Rows from a figure dataset
-----
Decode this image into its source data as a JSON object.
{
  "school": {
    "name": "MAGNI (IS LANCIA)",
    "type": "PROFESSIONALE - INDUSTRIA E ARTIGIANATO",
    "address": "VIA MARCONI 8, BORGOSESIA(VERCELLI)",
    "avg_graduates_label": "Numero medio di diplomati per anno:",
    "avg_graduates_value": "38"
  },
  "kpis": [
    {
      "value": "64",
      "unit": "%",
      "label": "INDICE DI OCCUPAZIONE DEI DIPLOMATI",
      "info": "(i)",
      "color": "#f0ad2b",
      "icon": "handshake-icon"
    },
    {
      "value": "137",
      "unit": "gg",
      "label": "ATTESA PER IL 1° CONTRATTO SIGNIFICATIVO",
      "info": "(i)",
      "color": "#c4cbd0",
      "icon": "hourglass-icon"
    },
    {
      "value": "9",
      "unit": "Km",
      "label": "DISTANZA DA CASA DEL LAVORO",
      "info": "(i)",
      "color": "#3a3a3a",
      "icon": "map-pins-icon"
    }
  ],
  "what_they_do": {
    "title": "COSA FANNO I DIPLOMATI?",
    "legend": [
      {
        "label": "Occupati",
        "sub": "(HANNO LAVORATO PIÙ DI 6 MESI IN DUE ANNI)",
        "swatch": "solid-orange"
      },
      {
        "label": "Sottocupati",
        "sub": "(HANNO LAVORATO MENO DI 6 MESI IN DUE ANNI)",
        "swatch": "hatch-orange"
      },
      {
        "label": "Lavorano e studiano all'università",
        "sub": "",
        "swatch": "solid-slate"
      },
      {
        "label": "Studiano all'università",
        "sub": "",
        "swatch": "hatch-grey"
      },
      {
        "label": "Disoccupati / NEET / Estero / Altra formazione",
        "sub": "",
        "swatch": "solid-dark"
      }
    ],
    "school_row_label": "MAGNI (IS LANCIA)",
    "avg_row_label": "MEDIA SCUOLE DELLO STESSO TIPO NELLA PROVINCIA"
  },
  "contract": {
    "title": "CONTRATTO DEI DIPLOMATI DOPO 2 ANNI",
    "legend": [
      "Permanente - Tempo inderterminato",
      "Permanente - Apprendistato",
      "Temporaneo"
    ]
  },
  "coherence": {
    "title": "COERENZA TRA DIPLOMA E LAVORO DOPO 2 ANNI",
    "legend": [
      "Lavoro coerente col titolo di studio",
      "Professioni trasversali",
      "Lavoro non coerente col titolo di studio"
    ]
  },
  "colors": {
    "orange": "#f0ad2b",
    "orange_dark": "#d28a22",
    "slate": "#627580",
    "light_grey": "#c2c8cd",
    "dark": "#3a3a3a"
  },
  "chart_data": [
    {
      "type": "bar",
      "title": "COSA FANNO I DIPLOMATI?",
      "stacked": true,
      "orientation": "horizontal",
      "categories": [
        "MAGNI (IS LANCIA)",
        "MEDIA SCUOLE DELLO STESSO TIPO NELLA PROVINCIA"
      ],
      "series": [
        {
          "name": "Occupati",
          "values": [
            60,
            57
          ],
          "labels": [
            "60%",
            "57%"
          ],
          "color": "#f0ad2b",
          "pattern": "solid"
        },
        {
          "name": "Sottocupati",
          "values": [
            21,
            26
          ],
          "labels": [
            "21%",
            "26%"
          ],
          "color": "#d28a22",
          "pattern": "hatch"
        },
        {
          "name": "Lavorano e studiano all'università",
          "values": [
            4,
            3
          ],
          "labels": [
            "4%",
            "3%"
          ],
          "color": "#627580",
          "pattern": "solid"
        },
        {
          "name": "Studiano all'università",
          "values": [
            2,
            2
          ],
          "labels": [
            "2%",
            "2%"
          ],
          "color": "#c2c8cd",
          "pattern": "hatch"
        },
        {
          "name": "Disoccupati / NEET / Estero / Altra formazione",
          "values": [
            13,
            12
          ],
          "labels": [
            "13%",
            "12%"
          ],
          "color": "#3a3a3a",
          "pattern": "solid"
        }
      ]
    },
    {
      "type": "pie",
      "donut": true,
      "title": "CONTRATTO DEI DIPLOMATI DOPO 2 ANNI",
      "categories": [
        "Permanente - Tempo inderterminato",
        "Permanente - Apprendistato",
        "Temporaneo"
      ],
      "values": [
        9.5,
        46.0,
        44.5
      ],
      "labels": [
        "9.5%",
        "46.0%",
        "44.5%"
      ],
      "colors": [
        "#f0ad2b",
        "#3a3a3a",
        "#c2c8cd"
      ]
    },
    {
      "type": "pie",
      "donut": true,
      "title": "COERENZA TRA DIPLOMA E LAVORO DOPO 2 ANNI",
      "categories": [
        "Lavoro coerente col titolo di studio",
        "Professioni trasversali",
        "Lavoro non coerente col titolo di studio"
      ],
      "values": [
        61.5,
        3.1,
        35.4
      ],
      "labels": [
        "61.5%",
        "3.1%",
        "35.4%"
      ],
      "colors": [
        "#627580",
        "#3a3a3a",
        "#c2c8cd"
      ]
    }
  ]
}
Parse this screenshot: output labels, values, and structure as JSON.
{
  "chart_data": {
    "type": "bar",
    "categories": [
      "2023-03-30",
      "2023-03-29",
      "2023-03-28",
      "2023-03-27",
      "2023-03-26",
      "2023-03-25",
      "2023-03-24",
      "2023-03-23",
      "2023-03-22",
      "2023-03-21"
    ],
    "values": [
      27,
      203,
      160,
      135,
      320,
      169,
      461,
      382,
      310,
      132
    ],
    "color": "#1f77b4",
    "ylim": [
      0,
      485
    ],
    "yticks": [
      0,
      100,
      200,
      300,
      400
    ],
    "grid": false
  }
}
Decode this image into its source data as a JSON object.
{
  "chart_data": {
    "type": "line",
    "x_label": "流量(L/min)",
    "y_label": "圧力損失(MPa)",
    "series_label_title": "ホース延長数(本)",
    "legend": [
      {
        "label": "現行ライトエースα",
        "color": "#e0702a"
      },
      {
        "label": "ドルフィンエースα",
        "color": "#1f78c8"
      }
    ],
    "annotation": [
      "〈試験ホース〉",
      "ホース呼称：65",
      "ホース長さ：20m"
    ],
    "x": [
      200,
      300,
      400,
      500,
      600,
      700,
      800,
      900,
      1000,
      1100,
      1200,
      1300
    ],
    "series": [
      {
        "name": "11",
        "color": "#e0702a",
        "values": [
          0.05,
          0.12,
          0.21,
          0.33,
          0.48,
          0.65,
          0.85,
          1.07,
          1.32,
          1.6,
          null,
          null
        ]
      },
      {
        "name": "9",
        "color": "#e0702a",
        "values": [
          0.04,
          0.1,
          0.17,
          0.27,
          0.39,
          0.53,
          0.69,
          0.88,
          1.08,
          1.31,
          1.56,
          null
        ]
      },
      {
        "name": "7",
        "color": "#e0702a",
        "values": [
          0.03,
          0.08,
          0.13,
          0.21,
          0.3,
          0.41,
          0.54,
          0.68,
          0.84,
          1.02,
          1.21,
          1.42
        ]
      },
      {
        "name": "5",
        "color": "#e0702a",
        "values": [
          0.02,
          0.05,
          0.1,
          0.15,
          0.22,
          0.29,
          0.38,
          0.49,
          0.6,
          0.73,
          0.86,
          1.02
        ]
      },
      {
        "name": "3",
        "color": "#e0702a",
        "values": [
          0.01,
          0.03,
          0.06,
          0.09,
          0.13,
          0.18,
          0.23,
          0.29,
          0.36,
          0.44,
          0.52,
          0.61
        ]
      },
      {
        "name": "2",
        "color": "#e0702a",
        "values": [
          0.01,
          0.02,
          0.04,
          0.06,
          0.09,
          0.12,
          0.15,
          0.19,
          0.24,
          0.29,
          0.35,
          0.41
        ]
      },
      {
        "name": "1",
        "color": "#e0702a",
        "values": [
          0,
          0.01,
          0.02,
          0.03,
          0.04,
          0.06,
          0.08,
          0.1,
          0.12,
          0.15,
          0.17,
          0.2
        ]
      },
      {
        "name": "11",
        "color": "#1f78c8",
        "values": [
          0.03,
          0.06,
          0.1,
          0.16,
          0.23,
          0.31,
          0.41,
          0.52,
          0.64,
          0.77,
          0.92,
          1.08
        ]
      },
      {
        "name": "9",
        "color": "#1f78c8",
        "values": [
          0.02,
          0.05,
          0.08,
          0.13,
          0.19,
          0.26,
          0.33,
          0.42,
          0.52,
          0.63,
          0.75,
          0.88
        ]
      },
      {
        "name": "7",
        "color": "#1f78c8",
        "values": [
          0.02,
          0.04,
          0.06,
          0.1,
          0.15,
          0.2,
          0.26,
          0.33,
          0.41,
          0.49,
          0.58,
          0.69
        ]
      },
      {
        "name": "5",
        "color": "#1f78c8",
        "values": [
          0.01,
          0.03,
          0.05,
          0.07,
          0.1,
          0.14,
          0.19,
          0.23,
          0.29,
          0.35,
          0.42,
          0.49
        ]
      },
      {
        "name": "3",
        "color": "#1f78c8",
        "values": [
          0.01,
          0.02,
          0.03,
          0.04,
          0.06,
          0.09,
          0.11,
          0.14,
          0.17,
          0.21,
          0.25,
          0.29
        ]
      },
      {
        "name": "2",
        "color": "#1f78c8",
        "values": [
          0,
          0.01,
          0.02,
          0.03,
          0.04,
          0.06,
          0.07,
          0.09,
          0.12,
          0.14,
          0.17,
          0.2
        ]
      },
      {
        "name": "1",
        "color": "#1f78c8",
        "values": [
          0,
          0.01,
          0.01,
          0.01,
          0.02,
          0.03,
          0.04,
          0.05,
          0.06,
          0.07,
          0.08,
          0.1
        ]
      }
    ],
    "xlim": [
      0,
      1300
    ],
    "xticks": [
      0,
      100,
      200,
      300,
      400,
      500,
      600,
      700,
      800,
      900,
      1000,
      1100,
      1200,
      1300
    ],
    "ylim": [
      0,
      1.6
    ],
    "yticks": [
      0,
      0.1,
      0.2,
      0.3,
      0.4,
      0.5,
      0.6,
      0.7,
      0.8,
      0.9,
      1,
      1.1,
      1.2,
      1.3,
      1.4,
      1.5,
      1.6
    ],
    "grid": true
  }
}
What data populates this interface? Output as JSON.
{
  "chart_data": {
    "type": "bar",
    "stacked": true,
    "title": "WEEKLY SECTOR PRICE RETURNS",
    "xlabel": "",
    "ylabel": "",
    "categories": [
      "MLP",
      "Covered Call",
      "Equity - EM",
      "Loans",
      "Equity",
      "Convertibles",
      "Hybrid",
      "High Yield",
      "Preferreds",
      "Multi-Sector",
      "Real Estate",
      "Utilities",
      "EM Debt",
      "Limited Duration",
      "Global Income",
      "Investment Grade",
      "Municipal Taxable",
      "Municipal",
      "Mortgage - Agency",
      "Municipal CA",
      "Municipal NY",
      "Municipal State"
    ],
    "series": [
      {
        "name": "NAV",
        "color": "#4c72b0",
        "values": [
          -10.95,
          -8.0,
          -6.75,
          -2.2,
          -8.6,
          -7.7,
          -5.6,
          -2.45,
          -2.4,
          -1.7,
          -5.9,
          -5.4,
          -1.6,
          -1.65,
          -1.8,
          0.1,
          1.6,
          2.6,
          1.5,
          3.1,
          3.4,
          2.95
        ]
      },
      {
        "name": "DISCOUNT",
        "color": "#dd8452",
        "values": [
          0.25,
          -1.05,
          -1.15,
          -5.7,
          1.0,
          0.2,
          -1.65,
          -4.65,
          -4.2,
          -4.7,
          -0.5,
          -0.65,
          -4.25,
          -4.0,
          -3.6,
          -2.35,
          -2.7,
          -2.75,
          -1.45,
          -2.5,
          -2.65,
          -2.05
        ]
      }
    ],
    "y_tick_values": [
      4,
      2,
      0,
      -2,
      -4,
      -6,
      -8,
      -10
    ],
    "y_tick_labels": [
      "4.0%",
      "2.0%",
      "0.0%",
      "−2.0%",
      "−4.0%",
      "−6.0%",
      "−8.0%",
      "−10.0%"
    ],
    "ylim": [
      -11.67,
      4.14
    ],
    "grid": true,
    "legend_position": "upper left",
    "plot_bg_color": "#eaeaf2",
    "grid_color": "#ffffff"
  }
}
-----
■ **PROBLEM TO SOLVE**
Go through the listing above and locate each line that holds the word "type". Copy those lines.

■ **OUTPUT OF THE TASK**
    "type": "PROFESSIONALE - INDUSTRIA E ARTIGIANATO",
      "type": "bar",
      "type": "pie",
      "type": "pie",
    "type": "bar",
    "type": "line",
    "type": "bar",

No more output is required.